*DOCUMENT SECTION*:
Me-BS 50 Him-WH 47, DD17
Together since 1993, Married 19 yrs
DDay 3/12,4/12,7/12 EA-PA OW - 25 single husband chasing bastard whore

Posts: 515 | Registered: Aug 2013
topperoff22
Member
Member # 40762
Default  Posted: 9:37 PM, October 5th (Saturday)

Roar! Now he is being all mopey and saying shit like "I'll just sleep downstairs" like he wants me to beg him to come to bed. Give me a freaking break! WHat a freaking baby! Doesn't care to give me a timeline, but wants me to coddle him like a damn baby.


BS - Me 36
WS - Him 35 (almost 36)
Child: son, 6; just learned one on way
DDAY - July 24, 2013 (thousands spent on ex girlfriend)
DDAY2 -Aug. 3, 2013 (proof he slept with her)
R is slow going after TT for 1 month

Posts: 316 | Registered: Sep 2013 | From: US
SpiderGrl
Member
Member # 40157
Default  Posted: 9:52 PM, October 5th (Saturday)

Hand him a pillow.


Me 36- BW
Him 37- WH 6 month EA pushing PA.

*EXERCISE DIRECTIONS*: Copy the forum thread again starting at "Posts: 515 |" and ending at "slept with her)", and swap "mopey" for "sulky".

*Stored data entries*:

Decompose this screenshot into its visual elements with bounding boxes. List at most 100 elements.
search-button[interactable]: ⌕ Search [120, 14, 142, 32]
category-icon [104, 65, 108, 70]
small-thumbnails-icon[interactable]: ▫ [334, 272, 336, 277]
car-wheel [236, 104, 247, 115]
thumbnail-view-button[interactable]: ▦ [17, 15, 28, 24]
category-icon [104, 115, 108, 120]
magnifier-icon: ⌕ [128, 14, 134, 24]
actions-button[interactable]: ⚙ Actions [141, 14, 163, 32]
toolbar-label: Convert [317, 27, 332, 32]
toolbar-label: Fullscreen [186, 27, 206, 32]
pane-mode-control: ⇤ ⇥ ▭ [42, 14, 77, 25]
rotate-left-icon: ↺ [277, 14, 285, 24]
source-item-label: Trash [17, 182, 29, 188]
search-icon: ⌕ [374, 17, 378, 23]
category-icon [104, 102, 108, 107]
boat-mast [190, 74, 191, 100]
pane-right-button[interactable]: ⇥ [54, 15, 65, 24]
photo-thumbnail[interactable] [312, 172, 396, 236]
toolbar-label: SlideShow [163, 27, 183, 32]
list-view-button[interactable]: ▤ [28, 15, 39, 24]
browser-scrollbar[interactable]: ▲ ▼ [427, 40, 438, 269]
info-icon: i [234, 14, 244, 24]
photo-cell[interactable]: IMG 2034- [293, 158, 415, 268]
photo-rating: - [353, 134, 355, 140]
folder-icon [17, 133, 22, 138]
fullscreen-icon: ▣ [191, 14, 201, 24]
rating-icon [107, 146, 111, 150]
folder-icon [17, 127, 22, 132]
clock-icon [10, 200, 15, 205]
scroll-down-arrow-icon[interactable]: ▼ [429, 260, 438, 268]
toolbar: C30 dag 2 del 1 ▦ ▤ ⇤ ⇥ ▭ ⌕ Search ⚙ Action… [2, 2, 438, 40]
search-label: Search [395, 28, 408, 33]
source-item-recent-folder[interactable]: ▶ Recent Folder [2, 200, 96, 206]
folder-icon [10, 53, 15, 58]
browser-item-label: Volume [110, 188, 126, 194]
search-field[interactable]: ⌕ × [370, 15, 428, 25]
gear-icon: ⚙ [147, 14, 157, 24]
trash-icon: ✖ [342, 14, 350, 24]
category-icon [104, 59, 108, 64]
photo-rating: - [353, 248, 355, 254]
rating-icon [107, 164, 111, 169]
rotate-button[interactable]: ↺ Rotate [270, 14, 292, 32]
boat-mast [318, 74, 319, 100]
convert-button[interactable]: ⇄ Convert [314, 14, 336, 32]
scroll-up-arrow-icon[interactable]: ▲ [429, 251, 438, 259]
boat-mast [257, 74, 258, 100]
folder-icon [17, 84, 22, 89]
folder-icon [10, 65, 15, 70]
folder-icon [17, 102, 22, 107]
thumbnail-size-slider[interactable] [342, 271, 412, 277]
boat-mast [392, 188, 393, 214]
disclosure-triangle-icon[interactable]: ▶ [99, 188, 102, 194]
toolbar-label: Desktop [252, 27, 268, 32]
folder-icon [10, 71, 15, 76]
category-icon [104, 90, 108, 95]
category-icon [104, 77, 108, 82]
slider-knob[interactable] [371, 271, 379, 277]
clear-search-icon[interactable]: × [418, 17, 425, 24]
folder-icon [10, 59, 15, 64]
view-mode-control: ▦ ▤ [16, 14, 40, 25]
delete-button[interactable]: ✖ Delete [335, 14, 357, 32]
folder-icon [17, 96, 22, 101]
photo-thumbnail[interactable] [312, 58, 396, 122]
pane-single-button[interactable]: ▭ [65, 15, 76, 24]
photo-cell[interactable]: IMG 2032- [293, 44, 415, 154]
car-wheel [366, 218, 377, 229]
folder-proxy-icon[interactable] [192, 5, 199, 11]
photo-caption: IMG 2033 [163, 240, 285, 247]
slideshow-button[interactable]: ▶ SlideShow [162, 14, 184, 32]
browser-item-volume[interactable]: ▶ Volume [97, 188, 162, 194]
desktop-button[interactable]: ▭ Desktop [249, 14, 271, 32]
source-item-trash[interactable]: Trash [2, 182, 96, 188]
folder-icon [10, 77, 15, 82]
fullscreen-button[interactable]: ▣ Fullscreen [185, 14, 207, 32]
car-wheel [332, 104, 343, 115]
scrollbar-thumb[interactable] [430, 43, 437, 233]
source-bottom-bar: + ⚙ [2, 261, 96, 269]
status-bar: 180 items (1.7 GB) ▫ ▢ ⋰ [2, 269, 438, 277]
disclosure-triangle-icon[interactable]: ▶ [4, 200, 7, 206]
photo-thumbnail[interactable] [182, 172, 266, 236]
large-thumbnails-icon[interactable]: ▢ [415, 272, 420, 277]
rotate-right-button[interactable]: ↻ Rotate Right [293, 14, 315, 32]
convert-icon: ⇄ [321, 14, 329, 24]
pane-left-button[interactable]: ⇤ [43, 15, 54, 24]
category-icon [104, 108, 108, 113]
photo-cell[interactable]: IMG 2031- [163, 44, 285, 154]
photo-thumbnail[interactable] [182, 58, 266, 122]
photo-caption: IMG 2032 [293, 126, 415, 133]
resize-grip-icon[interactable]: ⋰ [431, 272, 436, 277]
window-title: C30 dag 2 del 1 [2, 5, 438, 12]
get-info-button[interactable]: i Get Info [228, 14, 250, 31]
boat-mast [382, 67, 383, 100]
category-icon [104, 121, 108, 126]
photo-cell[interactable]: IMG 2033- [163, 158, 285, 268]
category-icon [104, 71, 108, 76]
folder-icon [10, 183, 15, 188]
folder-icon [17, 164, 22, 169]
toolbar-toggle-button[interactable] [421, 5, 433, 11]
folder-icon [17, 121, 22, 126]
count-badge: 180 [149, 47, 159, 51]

*WRITTEN RESPONSE*:
Posts: 515 | Registered: Aug 2013
topperoff22
Member
Member # 40762
Default  Posted: 9:37 PM, October 5th (Saturday)

Roar! Now he is being all sulky and saying shit like "I'll just sleep downstairs" like he wants me to beg him to come to bed. Give me a freaking break! WHat a freaking baby! Doesn't care to give me a timeline, but wants me to coddle him like a damn baby.


BS - Me 36
WS - Him 35 (almost 36)
Child: son, 6; just learned one on way
DDAY - July 24, 2013 (thousands spent on ex girlfriend)
DDAY2 -Aug. 3, 2013 (proof he slept with her)